**WORK REQUIRED:** Of all the lines in the material, how many include the word "JSON"? Give only the number.

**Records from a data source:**
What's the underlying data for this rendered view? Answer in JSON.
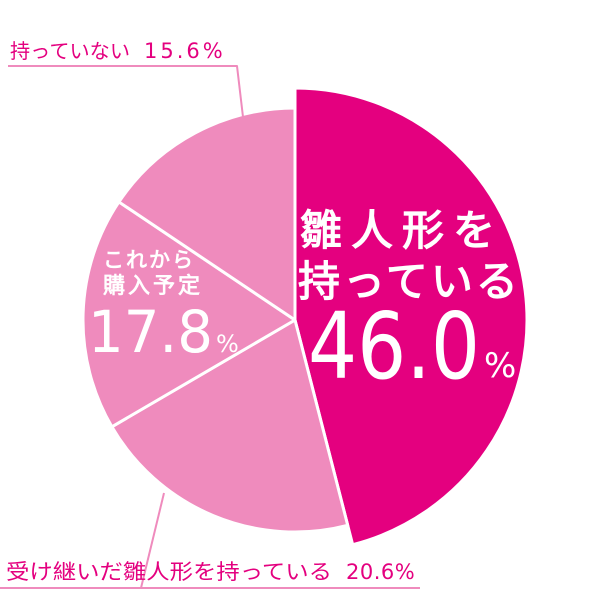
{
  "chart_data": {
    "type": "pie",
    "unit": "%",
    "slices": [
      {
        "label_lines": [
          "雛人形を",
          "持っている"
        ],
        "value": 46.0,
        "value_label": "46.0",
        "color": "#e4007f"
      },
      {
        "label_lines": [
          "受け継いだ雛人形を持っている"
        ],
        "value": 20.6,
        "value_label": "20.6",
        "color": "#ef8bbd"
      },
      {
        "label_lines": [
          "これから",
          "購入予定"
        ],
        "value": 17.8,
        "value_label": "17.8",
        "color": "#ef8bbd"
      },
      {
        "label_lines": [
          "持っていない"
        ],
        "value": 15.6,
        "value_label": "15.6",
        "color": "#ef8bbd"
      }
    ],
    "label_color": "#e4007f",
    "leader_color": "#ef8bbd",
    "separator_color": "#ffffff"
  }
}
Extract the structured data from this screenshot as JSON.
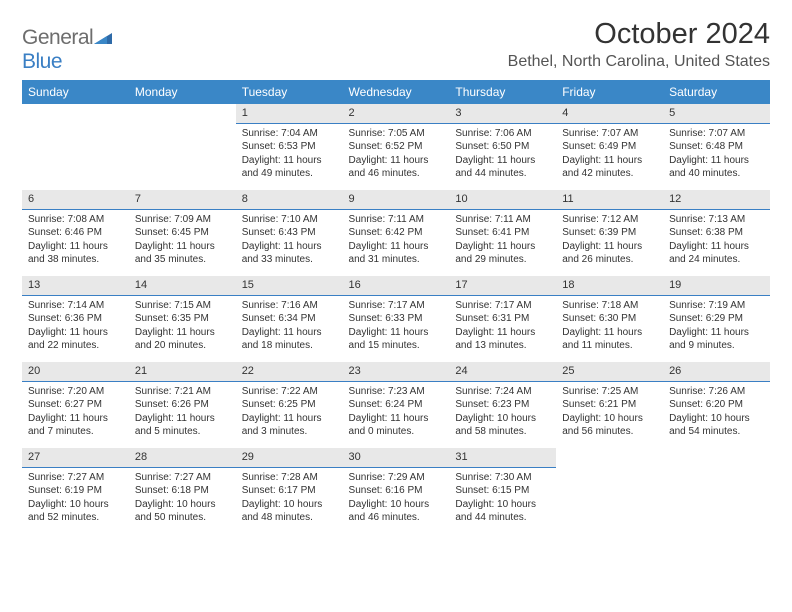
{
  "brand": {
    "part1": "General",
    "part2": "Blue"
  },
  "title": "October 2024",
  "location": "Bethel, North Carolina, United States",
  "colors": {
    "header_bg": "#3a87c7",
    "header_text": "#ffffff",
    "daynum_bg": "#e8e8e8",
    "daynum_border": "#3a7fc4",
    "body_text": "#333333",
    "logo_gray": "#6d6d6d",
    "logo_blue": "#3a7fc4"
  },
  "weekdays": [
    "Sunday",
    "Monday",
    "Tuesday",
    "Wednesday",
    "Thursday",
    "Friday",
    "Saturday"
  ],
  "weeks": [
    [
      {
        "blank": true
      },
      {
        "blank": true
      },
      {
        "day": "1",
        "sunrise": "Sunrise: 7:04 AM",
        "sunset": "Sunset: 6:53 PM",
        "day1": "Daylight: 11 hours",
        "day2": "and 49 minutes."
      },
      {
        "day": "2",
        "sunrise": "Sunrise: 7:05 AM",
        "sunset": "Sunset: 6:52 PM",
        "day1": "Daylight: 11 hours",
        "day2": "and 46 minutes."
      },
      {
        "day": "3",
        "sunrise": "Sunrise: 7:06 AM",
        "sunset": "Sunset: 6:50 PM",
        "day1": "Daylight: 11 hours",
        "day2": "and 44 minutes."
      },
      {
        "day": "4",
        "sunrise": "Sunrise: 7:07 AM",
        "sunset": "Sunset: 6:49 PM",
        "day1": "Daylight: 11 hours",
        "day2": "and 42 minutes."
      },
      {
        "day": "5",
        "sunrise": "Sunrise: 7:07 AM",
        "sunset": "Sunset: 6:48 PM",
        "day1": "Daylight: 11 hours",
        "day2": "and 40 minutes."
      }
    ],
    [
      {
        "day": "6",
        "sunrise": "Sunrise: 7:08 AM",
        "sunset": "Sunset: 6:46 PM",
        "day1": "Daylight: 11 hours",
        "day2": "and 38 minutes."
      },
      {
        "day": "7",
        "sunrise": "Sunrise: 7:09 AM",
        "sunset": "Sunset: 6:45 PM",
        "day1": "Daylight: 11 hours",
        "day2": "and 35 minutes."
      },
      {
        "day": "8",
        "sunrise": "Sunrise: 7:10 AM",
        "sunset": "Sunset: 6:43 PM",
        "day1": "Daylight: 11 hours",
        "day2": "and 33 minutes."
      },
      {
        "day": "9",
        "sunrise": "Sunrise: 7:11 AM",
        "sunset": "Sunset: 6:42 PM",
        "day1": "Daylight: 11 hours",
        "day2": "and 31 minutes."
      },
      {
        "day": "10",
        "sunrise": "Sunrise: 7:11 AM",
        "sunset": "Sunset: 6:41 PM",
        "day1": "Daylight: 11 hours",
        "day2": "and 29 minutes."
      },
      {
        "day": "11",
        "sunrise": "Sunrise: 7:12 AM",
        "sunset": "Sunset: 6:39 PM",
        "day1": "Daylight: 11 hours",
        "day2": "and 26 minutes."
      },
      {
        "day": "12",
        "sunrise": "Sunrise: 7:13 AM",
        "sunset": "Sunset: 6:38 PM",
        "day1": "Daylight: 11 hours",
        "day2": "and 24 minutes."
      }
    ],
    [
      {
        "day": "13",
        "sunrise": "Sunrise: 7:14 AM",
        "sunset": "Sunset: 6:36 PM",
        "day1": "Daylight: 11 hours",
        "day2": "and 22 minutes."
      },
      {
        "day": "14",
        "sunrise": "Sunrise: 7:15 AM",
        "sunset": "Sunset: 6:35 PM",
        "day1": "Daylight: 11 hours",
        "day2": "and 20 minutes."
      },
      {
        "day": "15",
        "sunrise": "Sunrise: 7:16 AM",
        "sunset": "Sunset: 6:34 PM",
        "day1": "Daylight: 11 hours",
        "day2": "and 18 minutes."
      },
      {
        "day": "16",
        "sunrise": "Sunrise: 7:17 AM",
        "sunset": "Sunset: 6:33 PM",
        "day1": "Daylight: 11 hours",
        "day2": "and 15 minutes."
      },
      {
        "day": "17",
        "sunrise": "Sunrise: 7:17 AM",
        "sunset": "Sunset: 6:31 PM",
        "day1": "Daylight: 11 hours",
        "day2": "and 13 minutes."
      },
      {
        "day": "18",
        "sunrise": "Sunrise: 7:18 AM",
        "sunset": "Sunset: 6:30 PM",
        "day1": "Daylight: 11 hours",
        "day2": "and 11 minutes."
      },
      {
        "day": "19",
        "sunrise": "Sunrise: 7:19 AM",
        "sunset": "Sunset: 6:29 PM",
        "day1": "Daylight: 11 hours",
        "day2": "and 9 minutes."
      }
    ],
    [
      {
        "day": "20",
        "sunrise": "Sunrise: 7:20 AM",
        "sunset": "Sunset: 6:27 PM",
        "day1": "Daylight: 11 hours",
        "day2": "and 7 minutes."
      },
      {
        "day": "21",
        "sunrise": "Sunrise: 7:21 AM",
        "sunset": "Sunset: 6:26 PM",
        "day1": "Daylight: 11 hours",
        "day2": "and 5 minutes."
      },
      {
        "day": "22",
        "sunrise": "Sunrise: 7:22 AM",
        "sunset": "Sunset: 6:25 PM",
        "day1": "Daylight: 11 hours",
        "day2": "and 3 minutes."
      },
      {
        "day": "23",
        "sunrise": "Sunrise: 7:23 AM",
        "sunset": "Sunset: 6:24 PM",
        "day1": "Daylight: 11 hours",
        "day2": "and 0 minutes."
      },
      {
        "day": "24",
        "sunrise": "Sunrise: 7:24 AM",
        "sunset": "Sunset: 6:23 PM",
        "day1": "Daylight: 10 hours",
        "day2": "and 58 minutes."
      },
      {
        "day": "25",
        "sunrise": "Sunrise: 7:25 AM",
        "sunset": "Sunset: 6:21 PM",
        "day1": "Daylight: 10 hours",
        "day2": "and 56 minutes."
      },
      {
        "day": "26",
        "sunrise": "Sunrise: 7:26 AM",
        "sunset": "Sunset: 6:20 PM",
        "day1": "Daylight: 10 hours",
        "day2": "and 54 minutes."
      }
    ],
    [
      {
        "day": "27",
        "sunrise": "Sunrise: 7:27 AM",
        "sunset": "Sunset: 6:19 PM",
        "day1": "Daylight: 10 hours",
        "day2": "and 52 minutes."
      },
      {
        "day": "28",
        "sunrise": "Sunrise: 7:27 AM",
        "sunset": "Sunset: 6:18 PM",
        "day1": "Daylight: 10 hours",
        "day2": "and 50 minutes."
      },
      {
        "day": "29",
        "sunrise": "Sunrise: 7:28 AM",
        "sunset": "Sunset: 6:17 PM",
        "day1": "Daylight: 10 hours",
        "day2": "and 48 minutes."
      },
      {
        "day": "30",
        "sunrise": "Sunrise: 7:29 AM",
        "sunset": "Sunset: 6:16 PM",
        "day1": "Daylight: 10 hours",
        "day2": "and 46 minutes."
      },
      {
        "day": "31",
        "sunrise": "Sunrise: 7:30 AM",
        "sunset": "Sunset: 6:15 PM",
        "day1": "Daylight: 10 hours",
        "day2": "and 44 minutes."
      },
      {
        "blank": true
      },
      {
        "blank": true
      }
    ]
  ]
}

**RESULT OF THE EXERCISE:** 2